Reproduce the listing verbatim.

**Data:**
#####
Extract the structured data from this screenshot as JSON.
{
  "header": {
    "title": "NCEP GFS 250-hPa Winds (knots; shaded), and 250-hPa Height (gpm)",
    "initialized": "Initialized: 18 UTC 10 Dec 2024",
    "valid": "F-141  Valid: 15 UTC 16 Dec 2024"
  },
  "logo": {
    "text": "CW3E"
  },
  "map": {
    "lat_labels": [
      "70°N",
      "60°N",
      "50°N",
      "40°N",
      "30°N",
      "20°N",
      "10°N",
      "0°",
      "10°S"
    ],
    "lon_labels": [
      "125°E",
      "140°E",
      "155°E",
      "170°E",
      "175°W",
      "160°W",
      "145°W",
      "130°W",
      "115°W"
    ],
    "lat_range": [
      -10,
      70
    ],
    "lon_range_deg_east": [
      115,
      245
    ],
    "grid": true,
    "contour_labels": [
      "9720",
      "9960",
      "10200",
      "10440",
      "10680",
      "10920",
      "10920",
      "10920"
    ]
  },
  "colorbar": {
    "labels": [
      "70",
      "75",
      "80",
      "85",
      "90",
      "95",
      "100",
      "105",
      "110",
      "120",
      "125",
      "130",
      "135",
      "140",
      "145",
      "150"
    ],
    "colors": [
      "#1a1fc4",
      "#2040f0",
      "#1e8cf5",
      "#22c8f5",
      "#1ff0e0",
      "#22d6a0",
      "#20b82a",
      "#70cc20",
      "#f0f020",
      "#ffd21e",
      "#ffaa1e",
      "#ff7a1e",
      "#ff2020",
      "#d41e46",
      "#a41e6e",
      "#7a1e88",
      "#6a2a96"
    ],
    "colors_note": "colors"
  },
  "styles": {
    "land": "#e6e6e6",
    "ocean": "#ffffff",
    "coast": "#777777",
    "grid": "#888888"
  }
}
#####
**Task solution:**
Extract the structured data from this screenshot as JSON.
{
  "header": {
    "title": "NCEP GFS 250-hPa Winds (knots; shaded), and 250-hPa Height (gpm)",
    "initialized": "Initialized: 18 UTC 10 Dec 2024",
    "valid": "F-141  Valid: 15 UTC 16 Dec 2024"
  },
  "logo": {
    "text": "CW3E"
  },
  "map": {
    "lat_labels": [
      "70°N",
      "60°N",
      "50°N",
      "40°N",
      "30°N",
      "20°N",
      "10°N",
      "0°",
      "10°S"
    ],
    "lon_labels": [
      "125°E",
      "140°E",
      "155°E",
      "170°E",
      "175°W",
      "160°W",
      "145°W",
      "130°W",
      "115°W"
    ],
    "lat_range": [
      -10,
      70
    ],
    "lon_range_deg_east": [
      115,
      245
    ],
    "grid": true,
    "contour_labels": [
      "9720",
      "9960",
      "10200",
      "10440",
      "10680",
      "10920",
      "10920",
      "10920"
    ]
  },
  "colorbar": {
    "labels": [
      "70",
      "75",
      "80",
      "85",
      "90",
      "95",
      "100",
      "105",
      "110",
      "120",
      "125",
      "130",
      "135",
      "140",
      "145",
      "150"
    ],
    "colors": [
      "#1a1fc4",
      "#2040f0",
      "#1e8cf5",
      "#22c8f5",
      "#1ff0e0",
      "#22d6a0",
      "#20b82a",
      "#70cc20",
      "#f0f020",
      "#ffd21e",
      "#ffaa1e",
      "#ff7a1e",
      "#ff2020",
      "#d41e46",
      "#a41e6e",
      "#7a1e88",
      "#6a2a96"
    ],
    "colors_note": "colors"
  },
  "styles": {
    "land": "#e6e6e6",
    "ocean": "#ffffff",
    "coast": "#777777",
    "grid": "#888888"
  }
}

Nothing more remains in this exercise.